** start of Records provided **

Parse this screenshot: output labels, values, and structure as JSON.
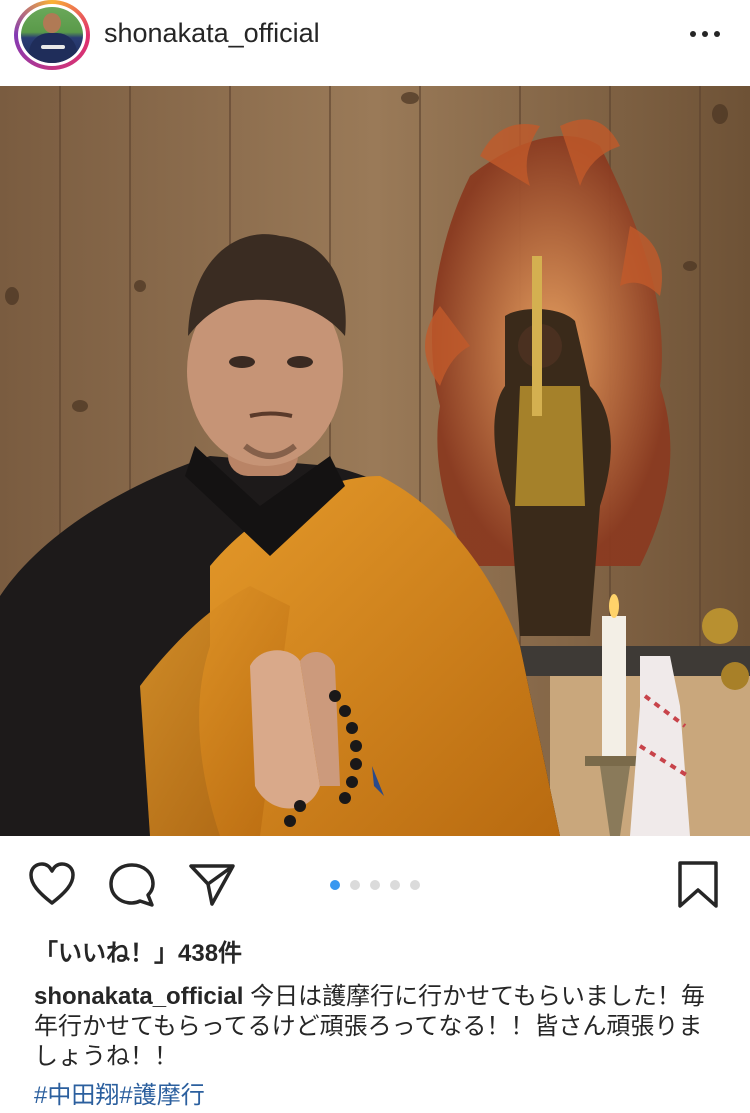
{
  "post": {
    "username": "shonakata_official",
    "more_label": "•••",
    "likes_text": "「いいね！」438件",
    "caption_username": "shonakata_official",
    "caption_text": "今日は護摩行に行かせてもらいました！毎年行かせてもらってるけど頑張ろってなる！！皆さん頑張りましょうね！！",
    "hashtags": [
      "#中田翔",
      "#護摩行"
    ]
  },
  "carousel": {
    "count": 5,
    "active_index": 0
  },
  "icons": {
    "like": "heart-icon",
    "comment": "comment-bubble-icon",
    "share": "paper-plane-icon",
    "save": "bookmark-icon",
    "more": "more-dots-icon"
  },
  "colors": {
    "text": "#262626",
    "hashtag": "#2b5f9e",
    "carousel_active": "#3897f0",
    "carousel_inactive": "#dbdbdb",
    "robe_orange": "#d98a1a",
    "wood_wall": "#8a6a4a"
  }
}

** end of Records provided **

→ **Written problem**: Retype the records exactly. Any image in them should not appear in what you write.

→ **Task result**:
Parse this screenshot: output labels, values, and structure as JSON.
{
  "post": {
    "username": "shonakata_official",
    "more_label": "•••",
    "likes_text": "「いいね！」438件",
    "caption_username": "shonakata_official",
    "caption_text": "今日は護摩行に行かせてもらいました！毎年行かせてもらってるけど頑張ろってなる！！皆さん頑張りましょうね！！",
    "hashtags": [
      "#中田翔",
      "#護摩行"
    ]
  },
  "carousel": {
    "count": 5,
    "active_index": 0
  },
  "icons": {
    "like": "heart-icon",
    "comment": "comment-bubble-icon",
    "share": "paper-plane-icon",
    "save": "bookmark-icon",
    "more": "more-dots-icon"
  },
  "colors": {
    "text": "#262626",
    "hashtag": "#2b5f9e",
    "carousel_active": "#3897f0",
    "carousel_inactive": "#dbdbdb",
    "robe_orange": "#d98a1a",
    "wood_wall": "#8a6a4a"
  }
}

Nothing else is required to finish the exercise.